**Data lines:**
■ ■ ■ ■ ■ ■ ■

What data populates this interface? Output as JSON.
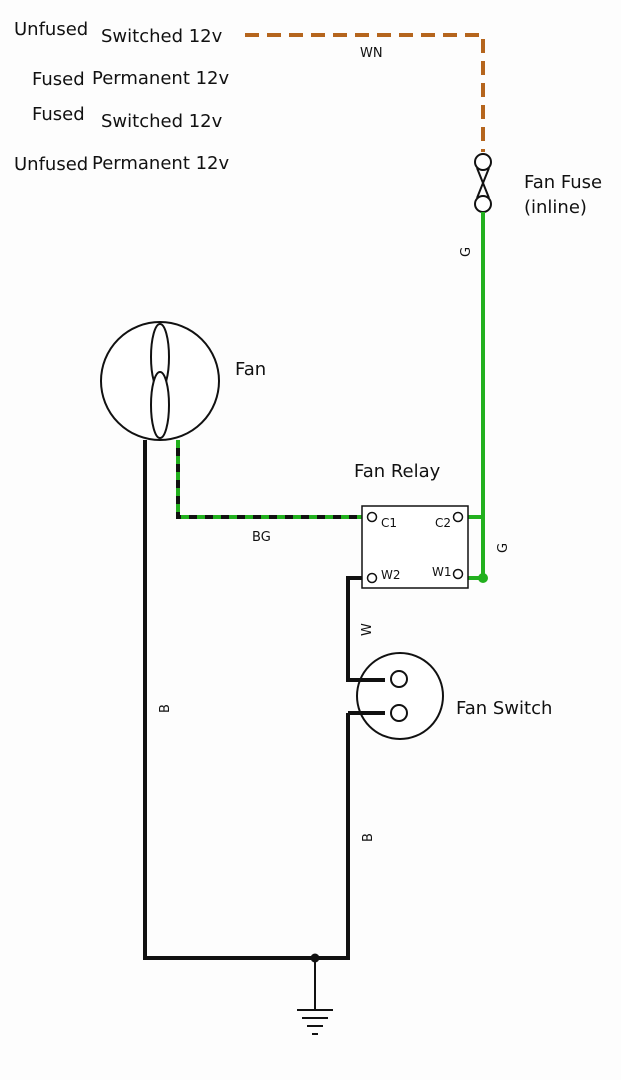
{
  "legend": {
    "row1": {
      "qualifier": "Unfused",
      "type": "Switched 12v"
    },
    "row2": {
      "qualifier": "Fused",
      "type": "Permanent 12v"
    },
    "row3": {
      "qualifier": "Fused",
      "type": "Switched 12v"
    },
    "row4": {
      "qualifier": "Unfused",
      "type": "Permanent 12v"
    }
  },
  "components": {
    "fuse": {
      "line1": "Fan Fuse",
      "line2": "(inline)"
    },
    "fan": {
      "label": "Fan"
    },
    "relay": {
      "label": "Fan Relay",
      "c1": "C1",
      "c2": "C2",
      "w1": "W1",
      "w2": "W2"
    },
    "switch": {
      "label": "Fan Switch"
    }
  },
  "wires": {
    "wn": "WN",
    "g_top": "G",
    "g_right": "G",
    "bg": "BG",
    "w": "W",
    "b_left": "B",
    "b_right": "B"
  },
  "colors": {
    "brown": "#b5651d",
    "green": "#22b01e",
    "black": "#111111",
    "white": "#ffffff"
  }
}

■ ■ ■ ■ ■ ■ ■

**Task goal:**
Provide only the count of lines in the material above that hold the word "label".

**Result below:**
3